Written problem
Locate the string "meant" throughout the material and copy every line in which it occurs.

>> START

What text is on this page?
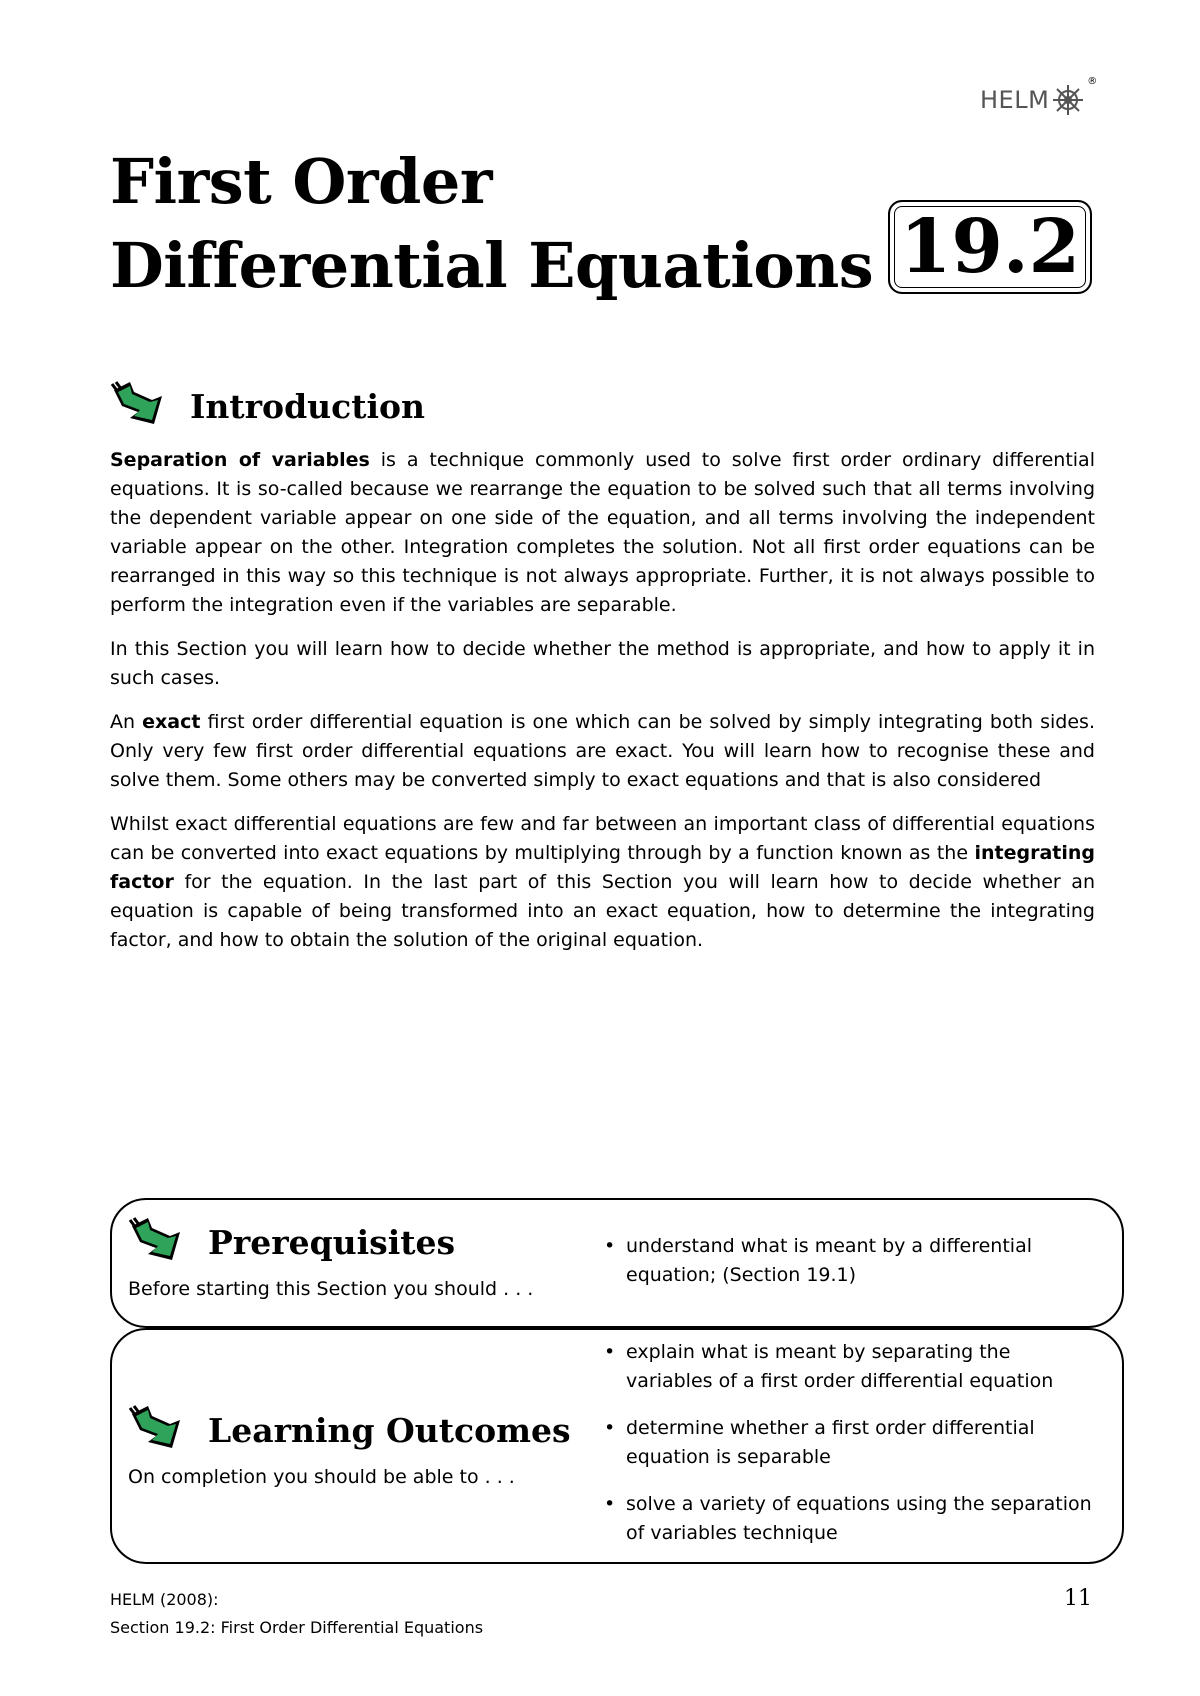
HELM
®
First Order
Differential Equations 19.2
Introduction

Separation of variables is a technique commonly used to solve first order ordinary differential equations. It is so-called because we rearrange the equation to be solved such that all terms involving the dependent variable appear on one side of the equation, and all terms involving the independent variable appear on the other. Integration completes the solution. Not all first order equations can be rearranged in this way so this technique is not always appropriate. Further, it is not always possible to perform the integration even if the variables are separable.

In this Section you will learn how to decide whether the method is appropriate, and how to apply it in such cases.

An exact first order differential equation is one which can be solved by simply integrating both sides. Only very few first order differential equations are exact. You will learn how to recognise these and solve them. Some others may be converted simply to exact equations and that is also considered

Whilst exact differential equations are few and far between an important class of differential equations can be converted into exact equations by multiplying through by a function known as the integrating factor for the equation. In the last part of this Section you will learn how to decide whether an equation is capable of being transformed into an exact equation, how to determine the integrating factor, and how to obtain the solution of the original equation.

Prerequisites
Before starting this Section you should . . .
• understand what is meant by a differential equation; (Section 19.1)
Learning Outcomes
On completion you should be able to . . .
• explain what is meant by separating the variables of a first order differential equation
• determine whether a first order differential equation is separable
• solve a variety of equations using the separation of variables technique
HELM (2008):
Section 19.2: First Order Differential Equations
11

>> END

Expected answer
• understand what is meant by a differential equation; (Section 19.1)
• explain what is meant by separating the variables of a first order differential equation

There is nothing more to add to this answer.